How to complete this task » Every record below is to be restated word for word.

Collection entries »
↓

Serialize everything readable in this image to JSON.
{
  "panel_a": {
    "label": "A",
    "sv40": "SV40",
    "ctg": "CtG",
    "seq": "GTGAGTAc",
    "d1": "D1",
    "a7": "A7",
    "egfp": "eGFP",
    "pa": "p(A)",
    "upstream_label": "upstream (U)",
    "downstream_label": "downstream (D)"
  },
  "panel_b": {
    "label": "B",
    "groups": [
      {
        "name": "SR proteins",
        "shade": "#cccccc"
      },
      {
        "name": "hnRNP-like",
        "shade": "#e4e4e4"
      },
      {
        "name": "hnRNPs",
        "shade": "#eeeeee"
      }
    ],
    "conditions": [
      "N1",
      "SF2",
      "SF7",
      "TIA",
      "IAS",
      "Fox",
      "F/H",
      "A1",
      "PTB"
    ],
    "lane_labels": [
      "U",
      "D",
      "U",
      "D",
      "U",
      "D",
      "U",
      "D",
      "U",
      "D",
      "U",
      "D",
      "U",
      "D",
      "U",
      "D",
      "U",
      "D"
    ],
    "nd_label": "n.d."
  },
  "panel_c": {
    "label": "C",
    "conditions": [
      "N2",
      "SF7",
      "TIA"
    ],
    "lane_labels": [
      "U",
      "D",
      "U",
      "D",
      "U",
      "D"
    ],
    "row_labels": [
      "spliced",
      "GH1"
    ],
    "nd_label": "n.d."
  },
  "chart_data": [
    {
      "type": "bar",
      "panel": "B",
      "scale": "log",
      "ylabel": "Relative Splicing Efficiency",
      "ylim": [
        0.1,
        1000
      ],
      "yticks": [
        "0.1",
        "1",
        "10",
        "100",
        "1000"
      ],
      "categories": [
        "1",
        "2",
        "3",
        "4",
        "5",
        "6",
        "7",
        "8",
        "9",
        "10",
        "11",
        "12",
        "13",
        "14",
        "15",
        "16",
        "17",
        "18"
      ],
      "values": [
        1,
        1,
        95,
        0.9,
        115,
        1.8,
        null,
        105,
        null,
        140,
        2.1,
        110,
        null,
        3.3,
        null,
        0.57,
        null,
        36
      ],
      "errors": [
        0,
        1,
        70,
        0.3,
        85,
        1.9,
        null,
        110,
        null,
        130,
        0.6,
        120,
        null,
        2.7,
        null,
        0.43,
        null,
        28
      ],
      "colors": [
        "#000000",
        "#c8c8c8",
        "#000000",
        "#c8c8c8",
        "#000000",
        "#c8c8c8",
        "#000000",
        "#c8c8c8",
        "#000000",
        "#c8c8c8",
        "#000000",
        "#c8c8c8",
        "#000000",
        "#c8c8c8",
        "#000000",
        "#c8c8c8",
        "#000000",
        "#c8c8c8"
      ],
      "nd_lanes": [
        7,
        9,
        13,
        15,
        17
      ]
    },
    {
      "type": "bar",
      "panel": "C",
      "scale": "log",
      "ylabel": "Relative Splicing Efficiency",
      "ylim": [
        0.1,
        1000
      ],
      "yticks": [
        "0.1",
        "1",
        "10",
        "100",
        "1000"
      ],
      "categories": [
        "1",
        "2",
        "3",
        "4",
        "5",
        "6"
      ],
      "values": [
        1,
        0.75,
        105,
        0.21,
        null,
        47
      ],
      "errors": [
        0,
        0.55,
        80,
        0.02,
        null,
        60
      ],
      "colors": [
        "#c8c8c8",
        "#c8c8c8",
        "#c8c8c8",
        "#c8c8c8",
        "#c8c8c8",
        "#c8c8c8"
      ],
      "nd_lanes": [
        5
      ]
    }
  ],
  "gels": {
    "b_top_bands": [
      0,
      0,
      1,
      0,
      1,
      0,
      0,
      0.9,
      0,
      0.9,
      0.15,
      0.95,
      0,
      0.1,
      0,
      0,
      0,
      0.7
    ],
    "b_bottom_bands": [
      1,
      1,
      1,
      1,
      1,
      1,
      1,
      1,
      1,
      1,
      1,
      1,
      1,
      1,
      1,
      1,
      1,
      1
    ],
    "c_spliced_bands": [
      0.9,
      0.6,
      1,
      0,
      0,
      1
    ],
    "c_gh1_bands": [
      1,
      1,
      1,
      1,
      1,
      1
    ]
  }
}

↑

Your solution »
Serialize everything readable in this image to JSON.
{
  "panel_a": {
    "label": "A",
    "sv40": "SV40",
    "ctg": "CtG",
    "seq": "GTGAGTAc",
    "d1": "D1",
    "a7": "A7",
    "egfp": "eGFP",
    "pa": "p(A)",
    "upstream_label": "upstream (U)",
    "downstream_label": "downstream (D)"
  },
  "panel_b": {
    "label": "B",
    "groups": [
      {
        "name": "SR proteins",
        "shade": "#cccccc"
      },
      {
        "name": "hnRNP-like",
        "shade": "#e4e4e4"
      },
      {
        "name": "hnRNPs",
        "shade": "#eeeeee"
      }
    ],
    "conditions": [
      "N1",
      "SF2",
      "SF7",
      "TIA",
      "IAS",
      "Fox",
      "F/H",
      "A1",
      "PTB"
    ],
    "lane_labels": [
      "U",
      "D",
      "U",
      "D",
      "U",
      "D",
      "U",
      "D",
      "U",
      "D",
      "U",
      "D",
      "U",
      "D",
      "U",
      "D",
      "U",
      "D"
    ],
    "nd_label": "n.d."
  },
  "panel_c": {
    "label": "C",
    "conditions": [
      "N2",
      "SF7",
      "TIA"
    ],
    "lane_labels": [
      "U",
      "D",
      "U",
      "D",
      "U",
      "D"
    ],
    "row_labels": [
      "spliced",
      "GH1"
    ],
    "nd_label": "n.d."
  },
  "chart_data": [
    {
      "type": "bar",
      "panel": "B",
      "scale": "log",
      "ylabel": "Relative Splicing Efficiency",
      "ylim": [
        0.1,
        1000
      ],
      "yticks": [
        "0.1",
        "1",
        "10",
        "100",
        "1000"
      ],
      "categories": [
        "1",
        "2",
        "3",
        "4",
        "5",
        "6",
        "7",
        "8",
        "9",
        "10",
        "11",
        "12",
        "13",
        "14",
        "15",
        "16",
        "17",
        "18"
      ],
      "values": [
        1,
        1,
        95,
        0.9,
        115,
        1.8,
        null,
        105,
        null,
        140,
        2.1,
        110,
        null,
        3.3,
        null,
        0.57,
        null,
        36
      ],
      "errors": [
        0,
        1,
        70,
        0.3,
        85,
        1.9,
        null,
        110,
        null,
        130,
        0.6,
        120,
        null,
        2.7,
        null,
        0.43,
        null,
        28
      ],
      "colors": [
        "#000000",
        "#c8c8c8",
        "#000000",
        "#c8c8c8",
        "#000000",
        "#c8c8c8",
        "#000000",
        "#c8c8c8",
        "#000000",
        "#c8c8c8",
        "#000000",
        "#c8c8c8",
        "#000000",
        "#c8c8c8",
        "#000000",
        "#c8c8c8",
        "#000000",
        "#c8c8c8"
      ],
      "nd_lanes": [
        7,
        9,
        13,
        15,
        17
      ]
    },
    {
      "type": "bar",
      "panel": "C",
      "scale": "log",
      "ylabel": "Relative Splicing Efficiency",
      "ylim": [
        0.1,
        1000
      ],
      "yticks": [
        "0.1",
        "1",
        "10",
        "100",
        "1000"
      ],
      "categories": [
        "1",
        "2",
        "3",
        "4",
        "5",
        "6"
      ],
      "values": [
        1,
        0.75,
        105,
        0.21,
        null,
        47
      ],
      "errors": [
        0,
        0.55,
        80,
        0.02,
        null,
        60
      ],
      "colors": [
        "#c8c8c8",
        "#c8c8c8",
        "#c8c8c8",
        "#c8c8c8",
        "#c8c8c8",
        "#c8c8c8"
      ],
      "nd_lanes": [
        5
      ]
    }
  ],
  "gels": {
    "b_top_bands": [
      0,
      0,
      1,
      0,
      1,
      0,
      0,
      0.9,
      0,
      0.9,
      0.15,
      0.95,
      0,
      0.1,
      0,
      0,
      0,
      0.7
    ],
    "b_bottom_bands": [
      1,
      1,
      1,
      1,
      1,
      1,
      1,
      1,
      1,
      1,
      1,
      1,
      1,
      1,
      1,
      1,
      1,
      1
    ],
    "c_spliced_bands": [
      0.9,
      0.6,
      1,
      0,
      0,
      1
    ],
    "c_gh1_bands": [
      1,
      1,
      1,
      1,
      1,
      1
    ]
  }
}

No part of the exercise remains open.